_Excerto do texto_.
>>>>

Esta terça-feira, no dia em que se assinalou o Dia Internacional do Cigano, o Presidente da República reconhece que “a história e o percurso” do povo cigano em Portugal “foram muitas vezes marcados pela incompreensão, pela rejeição e pela marginalização”. Por seu turno, as associações ciganas pedem que o anticiganismo seja considerado uma forma de racismo, garantiu o vice-presidente da Associação Letras Nómadas, que diz sentir todos os dias a discriminação, a desconfiança e o escrutínio no espaço público. No ar fica a grande questão: “são os ciganos que não se querem integrar ou será que é esta sociedade que não os quer receber?”.
O Presidente da República, Marcelo Rebelo de Sousa, apela ao “diálogo recíproco rumo à inclusão” da comunidade cigana em Portugal e à “implementação das ferramentas para esse diálogo” que estão previstas na nova Estratégia Nacional para a Integração das Comunidades Ciganas 2022-2030, “ainda não adotada no nosso país”.
Numa nota divulgada no site da Presidência da República, Marcelo Rebelo de Sousa assinala o Dia Internacional do Cigano e revela que participou esta terça-feira num encontro com famílias desta comunidade em Setúbal no Centro Social Nossa Senhora da Paz da Cáritas Diocesana, evento que não estava na agenda pública de Marcelo.
O Presidente salienta que se celebra este ano “o quinto centenário da perseguição aos portugueses ciganos” e recorda a “ancestralidade desta comunidade e o seu contributo para a construção de uma sociedade portuguesa mais diversa e plural”.
Não mencionando qualquer caso em concreto na atualidade, o Presidente da República reconhece que “a história e o percurso” do povo cigano em Portugal “foram muitas vezes marcados pela incompreensão, pela rejeição e pela marginalização”.
O Presidente da República fala, por isso, da “necessidade de um diálogo recíproco rumo à inclusão, numa sociedade mais justa, no respeito do Estado de Direito e dos Direitos Humanos”.
Apesar dessas boas intenções de Marcelo Reelo de Sousa, Bruno Gonçalves, vice-presidente da Associação Letras Nómadas, diz que em 49 anos de vida nunca sentiu tanto racismo como hoje em dia, apontando que existe “provocação autêntica”.
“Eu sinto na pele todos os dias quando vou a um supermercado e sinto na pele que o segurança só falta levar o cesto e ajudar-me a carregar as compras”, denunciou, afirmando sentir que existe “um clima de desconfiança, um escrutínio diário”.

<<<<

_Instruções_.
**a.** Segundo o texto sobre o Dia Internacional do Cigano, onde decorreu o encontro de Marcelo Rebelo de Sousa com famílias da comunidade cigana?
**b.** Por favor, prossiga o texto sobre o Dia Internacional do Cigano a partir da última frase apresentada.

_Linhas de dados_.
>>>>

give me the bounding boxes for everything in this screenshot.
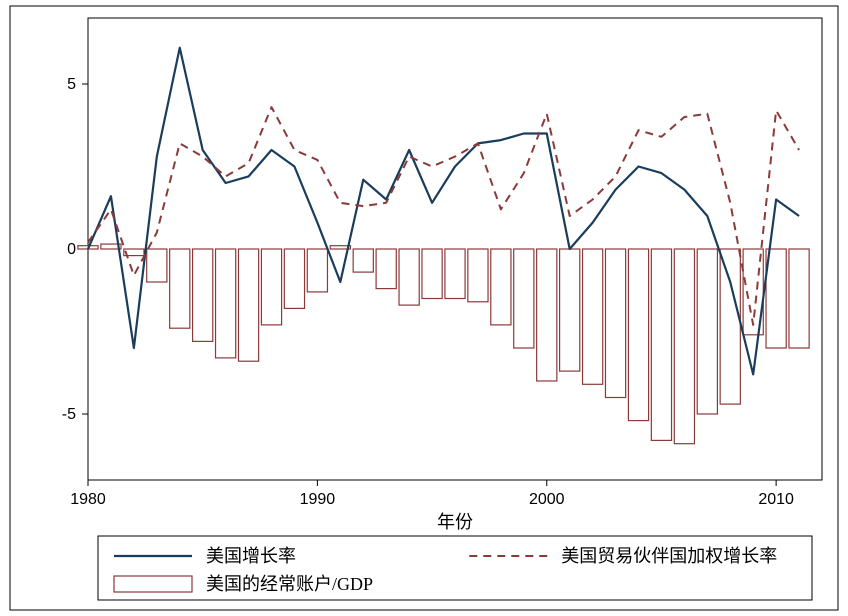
bar <box>170 249 190 328</box>
bar <box>697 249 717 414</box>
bar <box>261 249 281 325</box>
bar <box>628 249 648 421</box>
x-tick-label: 2000 <box>529 491 565 508</box>
bar <box>583 249 603 384</box>
bar <box>216 249 236 358</box>
bar <box>766 249 786 348</box>
legend-bars-label: 美国的经常账户/GDP <box>206 574 373 594</box>
legend-us-label: 美国增长率 <box>206 546 296 566</box>
legend-bars-sample <box>114 576 192 592</box>
x-tick-label: 1980 <box>70 491 106 508</box>
x-tick-label: 1990 <box>300 491 336 508</box>
bar <box>238 249 258 361</box>
bar <box>720 249 740 404</box>
bar <box>605 249 625 398</box>
bar <box>376 249 396 289</box>
y-tick-label: 0 <box>67 241 76 258</box>
bar <box>674 249 694 444</box>
bar <box>307 249 327 292</box>
bar <box>514 249 534 348</box>
legend-partners-label: 美国贸易伙伴国加权增长率 <box>561 546 777 566</box>
y-tick-label: 5 <box>67 76 76 93</box>
bar <box>399 249 419 305</box>
bar <box>445 249 465 299</box>
bar <box>789 249 809 348</box>
bar <box>422 249 442 299</box>
bar <box>491 249 511 325</box>
bar <box>147 249 167 282</box>
bar <box>193 249 213 341</box>
bar <box>651 249 671 440</box>
bar <box>537 249 557 381</box>
x-axis-title: 年份 <box>437 512 473 532</box>
bar <box>353 249 373 272</box>
chart-svg: -5 0 5 1980 1990 2000 2010 年份美国增长率 美国贸易伙伴国加权增长率美… <box>0 0 848 616</box>
y-tick-label: -5 <box>62 406 76 423</box>
bar <box>560 249 580 371</box>
bar <box>284 249 304 308</box>
bar <box>468 249 488 302</box>
x-tick-label: 2010 <box>758 491 794 508</box>
chart-container: -5 0 5 1980 1990 2000 2010 年份美国增长率 美国贸易伙伴国加权增长率美… <box>0 0 848 616</box>
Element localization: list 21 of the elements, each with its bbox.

<<<<

_Respostas esperadas_.
**a.** Em Setúbal, no Centro Social Nossa Senhora da Paz da Cáritas Diocesana.

**b.**
“Não olham para o Bruno enquanto pessoa, o cidadão licenciado, o cidadão que já foi autarca. Primeiramente, olham para mim como um cigano, com todos os estereótipos associados”, acrescentou em declarações à Lusa, garantindo que, apesar de cansado, não vai desistir de lutar.
Já Susana Silveira, fundadora da Associação Costume Colossal, que trabalha pela integração das comunidades ciganas, contou o seu caso e de como foi despedida num emprego onde esteve depois de terem percebido que era cigana.
“Afinal alguma coisa está errada e não eu que não me quero integrar. Será que não é antes esta sociedade que não me quer receber?”, questionou, frisando que “há bons e maus em todo o lado”, tanto entre os portugueses ciganos, como entre os portugueses que não são ciganos.
Discriminação para encontrar casa e trabalho
Na opinião desta ativista, a falta de habitação e a dificuldade em encontrar emprego são os principais problemas que afetam a comunidade cigana. Apesar de admitir que são transversais à restante sociedade, salientou que entre os ciganos esses problemas são agravados pela discriminação e pelo racismo.
Opinião partilhada por Bruno Oliveira, fundador da Associação Intercultural Cigana (Incig), para quem o acesso à habitação e ao emprego e os discursos de ódio estão no topo da lista.
“Mesmo quem tenha condições de alugar uma habitação ou comprar uma casa, há sempre a parte da discriminação associada à comunidade cigana, ou seja, não basta a situação socioeconómica em que as comunidades ciganas vivem, em termos de pobreza”, apontou.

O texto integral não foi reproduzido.